• [Provided information]:
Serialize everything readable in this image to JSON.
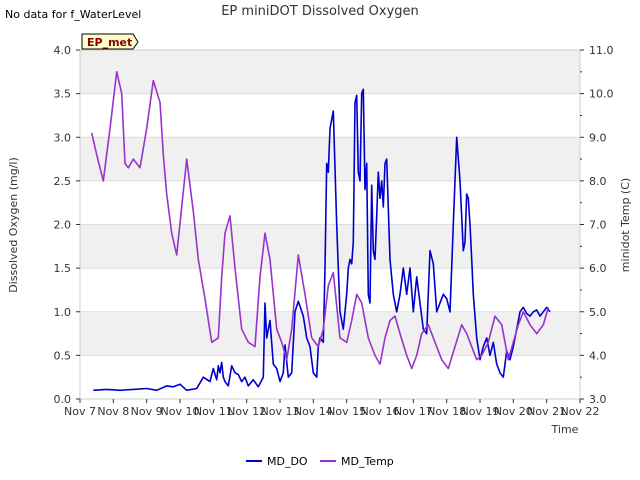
{
  "chart_data": {
    "type": "line",
    "title": "EP miniDOT Dissolved Oxygen",
    "note": "No data for f_WaterLevel",
    "site_label": "EP_met",
    "xlabel": "Time",
    "ylabel_left": "Dissolved Oxygen (mg/l)",
    "ylabel_right": "minidot Temp (C)",
    "x_unit": "days after Nov 7",
    "x_ticks": [
      "Nov 7",
      "Nov 8",
      "Nov 9",
      "Nov 10",
      "Nov 11",
      "Nov 12",
      "Nov 13",
      "Nov 14",
      "Nov 15",
      "Nov 16",
      "Nov 17",
      "Nov 18",
      "Nov 19",
      "Nov 20",
      "Nov 21",
      "Nov 22"
    ],
    "xlim": [
      0,
      15
    ],
    "ylim_left": [
      0.0,
      4.0
    ],
    "ylim_right": [
      3.0,
      11.0
    ],
    "y_ticks_left": [
      "0.0",
      "0.5",
      "1.0",
      "1.5",
      "2.0",
      "2.5",
      "3.0",
      "3.5",
      "4.0"
    ],
    "y_ticks_right": [
      "3.0",
      "4.0",
      "5.0",
      "6.0",
      "7.0",
      "8.0",
      "9.0",
      "10.0",
      "11.0"
    ],
    "grid": true,
    "legend_position": "bottom",
    "colors": {
      "MD_DO": "#0000cc",
      "MD_Temp": "#9933cc",
      "band": "#f0f0f0",
      "badge_bg": "#ffffcc"
    },
    "series": [
      {
        "name": "MD_DO",
        "axis": "left",
        "x": [
          0.4,
          0.8,
          1.2,
          1.6,
          2.0,
          2.3,
          2.6,
          2.8,
          3.0,
          3.2,
          3.5,
          3.7,
          3.9,
          4.0,
          4.1,
          4.15,
          4.2,
          4.25,
          4.3,
          4.35,
          4.45,
          4.55,
          4.65,
          4.75,
          4.85,
          4.95,
          5.05,
          5.2,
          5.35,
          5.5,
          5.55,
          5.6,
          5.7,
          5.8,
          5.9,
          6.0,
          6.1,
          6.15,
          6.25,
          6.35,
          6.45,
          6.55,
          6.7,
          6.8,
          6.9,
          7.0,
          7.1,
          7.15,
          7.2,
          7.3,
          7.35,
          7.4,
          7.45,
          7.5,
          7.6,
          7.7,
          7.75,
          7.8,
          7.9,
          8.0,
          8.05,
          8.1,
          8.15,
          8.2,
          8.25,
          8.3,
          8.35,
          8.4,
          8.45,
          8.5,
          8.55,
          8.6,
          8.65,
          8.7,
          8.75,
          8.8,
          8.85,
          8.9,
          8.95,
          9.0,
          9.05,
          9.1,
          9.15,
          9.2,
          9.3,
          9.4,
          9.5,
          9.6,
          9.7,
          9.8,
          9.9,
          10.0,
          10.1,
          10.2,
          10.3,
          10.4,
          10.5,
          10.6,
          10.7,
          10.8,
          10.9,
          11.0,
          11.1,
          11.2,
          11.3,
          11.4,
          11.5,
          11.55,
          11.6,
          11.65,
          11.7,
          11.75,
          11.8,
          11.9,
          12.0,
          12.1,
          12.2,
          12.3,
          12.4,
          12.5,
          12.6,
          12.7,
          12.8,
          12.9,
          13.0,
          13.1,
          13.2,
          13.3,
          13.4,
          13.5,
          13.6,
          13.7,
          13.8,
          13.9,
          14.0,
          14.1
        ],
        "values": [
          0.1,
          0.11,
          0.1,
          0.11,
          0.12,
          0.1,
          0.15,
          0.14,
          0.17,
          0.1,
          0.12,
          0.25,
          0.2,
          0.35,
          0.22,
          0.38,
          0.3,
          0.42,
          0.25,
          0.2,
          0.15,
          0.38,
          0.3,
          0.28,
          0.2,
          0.25,
          0.15,
          0.22,
          0.14,
          0.25,
          1.1,
          0.7,
          0.9,
          0.4,
          0.35,
          0.2,
          0.3,
          0.62,
          0.25,
          0.3,
          1.0,
          1.12,
          0.95,
          0.7,
          0.6,
          0.3,
          0.25,
          0.6,
          0.7,
          0.65,
          1.5,
          2.7,
          2.6,
          3.1,
          3.3,
          2.0,
          1.5,
          1.0,
          0.8,
          1.2,
          1.5,
          1.6,
          1.55,
          1.8,
          3.4,
          3.48,
          2.6,
          2.5,
          3.5,
          3.55,
          2.4,
          2.7,
          1.2,
          1.1,
          2.45,
          1.7,
          1.6,
          2.1,
          2.6,
          2.3,
          2.5,
          2.2,
          2.7,
          2.75,
          1.6,
          1.2,
          1.0,
          1.2,
          1.5,
          1.2,
          1.5,
          1.0,
          1.4,
          1.1,
          0.8,
          0.75,
          1.7,
          1.55,
          1.0,
          1.1,
          1.2,
          1.15,
          1.0,
          2.0,
          3.0,
          2.5,
          1.7,
          1.8,
          2.35,
          2.3,
          2.0,
          1.6,
          1.2,
          0.7,
          0.45,
          0.6,
          0.7,
          0.5,
          0.65,
          0.4,
          0.3,
          0.25,
          0.55,
          0.45,
          0.6,
          0.8,
          1.0,
          1.05,
          0.98,
          0.95,
          1.0,
          1.02,
          0.95,
          1.0,
          1.05,
          1.0
        ],
        "color": "#0000cc"
      },
      {
        "name": "MD_Temp",
        "axis": "right",
        "x": [
          0.35,
          0.5,
          0.7,
          0.9,
          1.1,
          1.25,
          1.35,
          1.45,
          1.6,
          1.8,
          2.0,
          2.2,
          2.4,
          2.5,
          2.6,
          2.75,
          2.9,
          3.05,
          3.2,
          3.4,
          3.55,
          3.75,
          3.95,
          4.15,
          4.25,
          4.35,
          4.5,
          4.65,
          4.85,
          5.05,
          5.25,
          5.4,
          5.55,
          5.7,
          5.9,
          6.05,
          6.2,
          6.35,
          6.55,
          6.75,
          6.95,
          7.15,
          7.3,
          7.45,
          7.6,
          7.8,
          8.0,
          8.15,
          8.3,
          8.45,
          8.65,
          8.85,
          9.0,
          9.15,
          9.3,
          9.45,
          9.6,
          9.8,
          9.95,
          10.1,
          10.25,
          10.45,
          10.65,
          10.85,
          11.05,
          11.25,
          11.45,
          11.6,
          11.75,
          11.9,
          12.05,
          12.25,
          12.45,
          12.65,
          12.85,
          13.0,
          13.15,
          13.3,
          13.5,
          13.7,
          13.9,
          14.05
        ],
        "values": [
          9.1,
          8.6,
          8.0,
          9.2,
          10.5,
          10.0,
          8.4,
          8.3,
          8.5,
          8.3,
          9.2,
          10.3,
          9.8,
          8.6,
          7.7,
          6.8,
          6.3,
          7.4,
          8.5,
          7.3,
          6.2,
          5.3,
          4.3,
          4.4,
          5.8,
          6.8,
          7.2,
          6.0,
          4.6,
          4.3,
          4.2,
          5.8,
          6.8,
          6.2,
          4.6,
          4.3,
          3.9,
          4.6,
          6.3,
          5.4,
          4.4,
          4.2,
          4.6,
          5.6,
          5.9,
          4.4,
          4.3,
          4.8,
          5.4,
          5.2,
          4.4,
          4.0,
          3.8,
          4.4,
          4.8,
          4.9,
          4.5,
          4.0,
          3.7,
          4.0,
          4.5,
          4.7,
          4.3,
          3.9,
          3.7,
          4.2,
          4.7,
          4.5,
          4.2,
          3.9,
          4.0,
          4.3,
          4.9,
          4.7,
          3.9,
          4.3,
          4.7,
          5.0,
          4.7,
          4.5,
          4.7,
          5.1
        ],
        "color": "#9933cc"
      }
    ]
  }
}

• [To be done]: Each record above should come back exactly the same, only without its pictures.

• [Answer to this task]:
Serialize everything readable in this image to JSON.
{
  "chart_data": {
    "type": "line",
    "title": "EP miniDOT Dissolved Oxygen",
    "note": "No data for f_WaterLevel",
    "site_label": "EP_met",
    "xlabel": "Time",
    "ylabel_left": "Dissolved Oxygen (mg/l)",
    "ylabel_right": "minidot Temp (C)",
    "x_unit": "days after Nov 7",
    "x_ticks": [
      "Nov 7",
      "Nov 8",
      "Nov 9",
      "Nov 10",
      "Nov 11",
      "Nov 12",
      "Nov 13",
      "Nov 14",
      "Nov 15",
      "Nov 16",
      "Nov 17",
      "Nov 18",
      "Nov 19",
      "Nov 20",
      "Nov 21",
      "Nov 22"
    ],
    "xlim": [
      0,
      15
    ],
    "ylim_left": [
      0.0,
      4.0
    ],
    "ylim_right": [
      3.0,
      11.0
    ],
    "y_ticks_left": [
      "0.0",
      "0.5",
      "1.0",
      "1.5",
      "2.0",
      "2.5",
      "3.0",
      "3.5",
      "4.0"
    ],
    "y_ticks_right": [
      "3.0",
      "4.0",
      "5.0",
      "6.0",
      "7.0",
      "8.0",
      "9.0",
      "10.0",
      "11.0"
    ],
    "grid": true,
    "legend_position": "bottom",
    "colors": {
      "MD_DO": "#0000cc",
      "MD_Temp": "#9933cc",
      "band": "#f0f0f0",
      "badge_bg": "#ffffcc"
    },
    "series": [
      {
        "name": "MD_DO",
        "axis": "left",
        "x": [
          0.4,
          0.8,
          1.2,
          1.6,
          2.0,
          2.3,
          2.6,
          2.8,
          3.0,
          3.2,
          3.5,
          3.7,
          3.9,
          4.0,
          4.1,
          4.15,
          4.2,
          4.25,
          4.3,
          4.35,
          4.45,
          4.55,
          4.65,
          4.75,
          4.85,
          4.95,
          5.05,
          5.2,
          5.35,
          5.5,
          5.55,
          5.6,
          5.7,
          5.8,
          5.9,
          6.0,
          6.1,
          6.15,
          6.25,
          6.35,
          6.45,
          6.55,
          6.7,
          6.8,
          6.9,
          7.0,
          7.1,
          7.15,
          7.2,
          7.3,
          7.35,
          7.4,
          7.45,
          7.5,
          7.6,
          7.7,
          7.75,
          7.8,
          7.9,
          8.0,
          8.05,
          8.1,
          8.15,
          8.2,
          8.25,
          8.3,
          8.35,
          8.4,
          8.45,
          8.5,
          8.55,
          8.6,
          8.65,
          8.7,
          8.75,
          8.8,
          8.85,
          8.9,
          8.95,
          9.0,
          9.05,
          9.1,
          9.15,
          9.2,
          9.3,
          9.4,
          9.5,
          9.6,
          9.7,
          9.8,
          9.9,
          10.0,
          10.1,
          10.2,
          10.3,
          10.4,
          10.5,
          10.6,
          10.7,
          10.8,
          10.9,
          11.0,
          11.1,
          11.2,
          11.3,
          11.4,
          11.5,
          11.55,
          11.6,
          11.65,
          11.7,
          11.75,
          11.8,
          11.9,
          12.0,
          12.1,
          12.2,
          12.3,
          12.4,
          12.5,
          12.6,
          12.7,
          12.8,
          12.9,
          13.0,
          13.1,
          13.2,
          13.3,
          13.4,
          13.5,
          13.6,
          13.7,
          13.8,
          13.9,
          14.0,
          14.1
        ],
        "values": [
          0.1,
          0.11,
          0.1,
          0.11,
          0.12,
          0.1,
          0.15,
          0.14,
          0.17,
          0.1,
          0.12,
          0.25,
          0.2,
          0.35,
          0.22,
          0.38,
          0.3,
          0.42,
          0.25,
          0.2,
          0.15,
          0.38,
          0.3,
          0.28,
          0.2,
          0.25,
          0.15,
          0.22,
          0.14,
          0.25,
          1.1,
          0.7,
          0.9,
          0.4,
          0.35,
          0.2,
          0.3,
          0.62,
          0.25,
          0.3,
          1.0,
          1.12,
          0.95,
          0.7,
          0.6,
          0.3,
          0.25,
          0.6,
          0.7,
          0.65,
          1.5,
          2.7,
          2.6,
          3.1,
          3.3,
          2.0,
          1.5,
          1.0,
          0.8,
          1.2,
          1.5,
          1.6,
          1.55,
          1.8,
          3.4,
          3.48,
          2.6,
          2.5,
          3.5,
          3.55,
          2.4,
          2.7,
          1.2,
          1.1,
          2.45,
          1.7,
          1.6,
          2.1,
          2.6,
          2.3,
          2.5,
          2.2,
          2.7,
          2.75,
          1.6,
          1.2,
          1.0,
          1.2,
          1.5,
          1.2,
          1.5,
          1.0,
          1.4,
          1.1,
          0.8,
          0.75,
          1.7,
          1.55,
          1.0,
          1.1,
          1.2,
          1.15,
          1.0,
          2.0,
          3.0,
          2.5,
          1.7,
          1.8,
          2.35,
          2.3,
          2.0,
          1.6,
          1.2,
          0.7,
          0.45,
          0.6,
          0.7,
          0.5,
          0.65,
          0.4,
          0.3,
          0.25,
          0.55,
          0.45,
          0.6,
          0.8,
          1.0,
          1.05,
          0.98,
          0.95,
          1.0,
          1.02,
          0.95,
          1.0,
          1.05,
          1.0
        ],
        "color": "#0000cc"
      },
      {
        "name": "MD_Temp",
        "axis": "right",
        "x": [
          0.35,
          0.5,
          0.7,
          0.9,
          1.1,
          1.25,
          1.35,
          1.45,
          1.6,
          1.8,
          2.0,
          2.2,
          2.4,
          2.5,
          2.6,
          2.75,
          2.9,
          3.05,
          3.2,
          3.4,
          3.55,
          3.75,
          3.95,
          4.15,
          4.25,
          4.35,
          4.5,
          4.65,
          4.85,
          5.05,
          5.25,
          5.4,
          5.55,
          5.7,
          5.9,
          6.05,
          6.2,
          6.35,
          6.55,
          6.75,
          6.95,
          7.15,
          7.3,
          7.45,
          7.6,
          7.8,
          8.0,
          8.15,
          8.3,
          8.45,
          8.65,
          8.85,
          9.0,
          9.15,
          9.3,
          9.45,
          9.6,
          9.8,
          9.95,
          10.1,
          10.25,
          10.45,
          10.65,
          10.85,
          11.05,
          11.25,
          11.45,
          11.6,
          11.75,
          11.9,
          12.05,
          12.25,
          12.45,
          12.65,
          12.85,
          13.0,
          13.15,
          13.3,
          13.5,
          13.7,
          13.9,
          14.05
        ],
        "values": [
          9.1,
          8.6,
          8.0,
          9.2,
          10.5,
          10.0,
          8.4,
          8.3,
          8.5,
          8.3,
          9.2,
          10.3,
          9.8,
          8.6,
          7.7,
          6.8,
          6.3,
          7.4,
          8.5,
          7.3,
          6.2,
          5.3,
          4.3,
          4.4,
          5.8,
          6.8,
          7.2,
          6.0,
          4.6,
          4.3,
          4.2,
          5.8,
          6.8,
          6.2,
          4.6,
          4.3,
          3.9,
          4.6,
          6.3,
          5.4,
          4.4,
          4.2,
          4.6,
          5.6,
          5.9,
          4.4,
          4.3,
          4.8,
          5.4,
          5.2,
          4.4,
          4.0,
          3.8,
          4.4,
          4.8,
          4.9,
          4.5,
          4.0,
          3.7,
          4.0,
          4.5,
          4.7,
          4.3,
          3.9,
          3.7,
          4.2,
          4.7,
          4.5,
          4.2,
          3.9,
          4.0,
          4.3,
          4.9,
          4.7,
          3.9,
          4.3,
          4.7,
          5.0,
          4.7,
          4.5,
          4.7,
          5.1
        ],
        "color": "#9933cc"
      }
    ]
  }
}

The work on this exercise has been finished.